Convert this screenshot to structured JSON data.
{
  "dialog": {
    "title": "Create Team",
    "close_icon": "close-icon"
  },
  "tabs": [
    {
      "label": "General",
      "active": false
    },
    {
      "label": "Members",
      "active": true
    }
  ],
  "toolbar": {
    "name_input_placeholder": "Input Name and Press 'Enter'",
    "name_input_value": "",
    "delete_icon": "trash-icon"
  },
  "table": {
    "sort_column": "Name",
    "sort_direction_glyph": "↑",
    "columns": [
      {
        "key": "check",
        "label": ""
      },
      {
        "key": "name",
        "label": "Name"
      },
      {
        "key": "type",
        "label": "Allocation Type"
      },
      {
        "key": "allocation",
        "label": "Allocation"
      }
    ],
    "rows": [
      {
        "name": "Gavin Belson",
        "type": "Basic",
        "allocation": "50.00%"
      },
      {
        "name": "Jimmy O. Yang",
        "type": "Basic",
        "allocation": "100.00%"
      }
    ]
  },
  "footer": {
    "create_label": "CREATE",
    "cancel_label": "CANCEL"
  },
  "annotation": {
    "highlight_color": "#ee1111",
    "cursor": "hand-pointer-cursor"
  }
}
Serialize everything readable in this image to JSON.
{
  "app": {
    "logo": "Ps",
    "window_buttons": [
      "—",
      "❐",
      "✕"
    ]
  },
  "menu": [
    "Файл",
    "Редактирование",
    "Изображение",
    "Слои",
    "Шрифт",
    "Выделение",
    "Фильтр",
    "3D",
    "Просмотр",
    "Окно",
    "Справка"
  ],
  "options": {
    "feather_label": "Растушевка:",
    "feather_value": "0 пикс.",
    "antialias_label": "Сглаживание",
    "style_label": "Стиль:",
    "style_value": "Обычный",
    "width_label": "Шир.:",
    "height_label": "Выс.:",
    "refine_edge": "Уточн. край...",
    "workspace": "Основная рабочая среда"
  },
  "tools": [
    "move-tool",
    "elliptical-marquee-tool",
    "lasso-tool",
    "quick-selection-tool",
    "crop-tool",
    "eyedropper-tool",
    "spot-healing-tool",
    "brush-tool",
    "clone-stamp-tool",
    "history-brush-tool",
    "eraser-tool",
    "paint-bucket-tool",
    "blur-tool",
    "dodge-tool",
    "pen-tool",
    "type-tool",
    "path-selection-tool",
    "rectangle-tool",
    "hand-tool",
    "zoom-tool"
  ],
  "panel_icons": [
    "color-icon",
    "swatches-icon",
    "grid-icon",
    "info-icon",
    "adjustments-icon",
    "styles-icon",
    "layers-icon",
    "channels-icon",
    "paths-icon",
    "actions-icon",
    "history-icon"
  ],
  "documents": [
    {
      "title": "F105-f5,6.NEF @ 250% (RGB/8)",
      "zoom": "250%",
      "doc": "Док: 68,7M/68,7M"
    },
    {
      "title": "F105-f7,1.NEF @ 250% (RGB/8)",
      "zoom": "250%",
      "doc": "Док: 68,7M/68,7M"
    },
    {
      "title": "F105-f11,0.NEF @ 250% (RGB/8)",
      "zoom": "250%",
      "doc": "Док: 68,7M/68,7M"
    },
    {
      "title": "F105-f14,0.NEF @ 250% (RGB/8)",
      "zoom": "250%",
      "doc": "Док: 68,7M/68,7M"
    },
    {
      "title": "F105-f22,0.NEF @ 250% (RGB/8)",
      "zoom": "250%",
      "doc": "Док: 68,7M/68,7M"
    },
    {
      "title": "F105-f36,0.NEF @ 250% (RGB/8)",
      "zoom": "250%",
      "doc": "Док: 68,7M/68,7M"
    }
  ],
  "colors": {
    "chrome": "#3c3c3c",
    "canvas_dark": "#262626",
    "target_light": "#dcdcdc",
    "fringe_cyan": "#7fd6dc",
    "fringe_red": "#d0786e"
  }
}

________________________

**Aim:**
Take the entries above and transcribe them exactly.

**Reply:**
Convert this screenshot to structured JSON data.
{
  "dialog": {
    "title": "Create Team",
    "close_icon": "close-icon"
  },
  "tabs": [
    {
      "label": "General",
      "active": false
    },
    {
      "label": "Members",
      "active": true
    }
  ],
  "toolbar": {
    "name_input_placeholder": "Input Name and Press 'Enter'",
    "name_input_value": "",
    "delete_icon": "trash-icon"
  },
  "table": {
    "sort_column": "Name",
    "sort_direction_glyph": "↑",
    "columns": [
      {
        "key": "check",
        "label": ""
      },
      {
        "key": "name",
        "label": "Name"
      },
      {
        "key": "type",
        "label": "Allocation Type"
      },
      {
        "key": "allocation",
        "label": "Allocation"
      }
    ],
    "rows": [
      {
        "name": "Gavin Belson",
        "type": "Basic",
        "allocation": "50.00%"
      },
      {
        "name": "Jimmy O. Yang",
        "type": "Basic",
        "allocation": "100.00%"
      }
    ]
  },
  "footer": {
    "create_label": "CREATE",
    "cancel_label": "CANCEL"
  },
  "annotation": {
    "highlight_color": "#ee1111",
    "cursor": "hand-pointer-cursor"
  }
}
Serialize everything readable in this image to JSON.
{
  "app": {
    "logo": "Ps",
    "window_buttons": [
      "—",
      "❐",
      "✕"
    ]
  },
  "menu": [
    "Файл",
    "Редактирование",
    "Изображение",
    "Слои",
    "Шрифт",
    "Выделение",
    "Фильтр",
    "3D",
    "Просмотр",
    "Окно",
    "Справка"
  ],
  "options": {
    "feather_label": "Растушевка:",
    "feather_value": "0 пикс.",
    "antialias_label": "Сглаживание",
    "style_label": "Стиль:",
    "style_value": "Обычный",
    "width_label": "Шир.:",
    "height_label": "Выс.:",
    "refine_edge": "Уточн. край...",
    "workspace": "Основная рабочая среда"
  },
  "tools": [
    "move-tool",
    "elliptical-marquee-tool",
    "lasso-tool",
    "quick-selection-tool",
    "crop-tool",
    "eyedropper-tool",
    "spot-healing-tool",
    "brush-tool",
    "clone-stamp-tool",
    "history-brush-tool",
    "eraser-tool",
    "paint-bucket-tool",
    "blur-tool",
    "dodge-tool",
    "pen-tool",
    "type-tool",
    "path-selection-tool",
    "rectangle-tool",
    "hand-tool",
    "zoom-tool"
  ],
  "panel_icons": [
    "color-icon",
    "swatches-icon",
    "grid-icon",
    "info-icon",
    "adjustments-icon",
    "styles-icon",
    "layers-icon",
    "channels-icon",
    "paths-icon",
    "actions-icon",
    "history-icon"
  ],
  "documents": [
    {
      "title": "F105-f5,6.NEF @ 250% (RGB/8)",
      "zoom": "250%",
      "doc": "Док: 68,7M/68,7M"
    },
    {
      "title": "F105-f7,1.NEF @ 250% (RGB/8)",
      "zoom": "250%",
      "doc": "Док: 68,7M/68,7M"
    },
    {
      "title": "F105-f11,0.NEF @ 250% (RGB/8)",
      "zoom": "250%",
      "doc": "Док: 68,7M/68,7M"
    },
    {
      "title": "F105-f14,0.NEF @ 250% (RGB/8)",
      "zoom": "250%",
      "doc": "Док: 68,7M/68,7M"
    },
    {
      "title": "F105-f22,0.NEF @ 250% (RGB/8)",
      "zoom": "250%",
      "doc": "Док: 68,7M/68,7M"
    },
    {
      "title": "F105-f36,0.NEF @ 250% (RGB/8)",
      "zoom": "250%",
      "doc": "Док: 68,7M/68,7M"
    }
  ],
  "colors": {
    "chrome": "#3c3c3c",
    "canvas_dark": "#262626",
    "target_light": "#dcdcdc",
    "fringe_cyan": "#7fd6dc",
    "fringe_red": "#d0786e"
  }
}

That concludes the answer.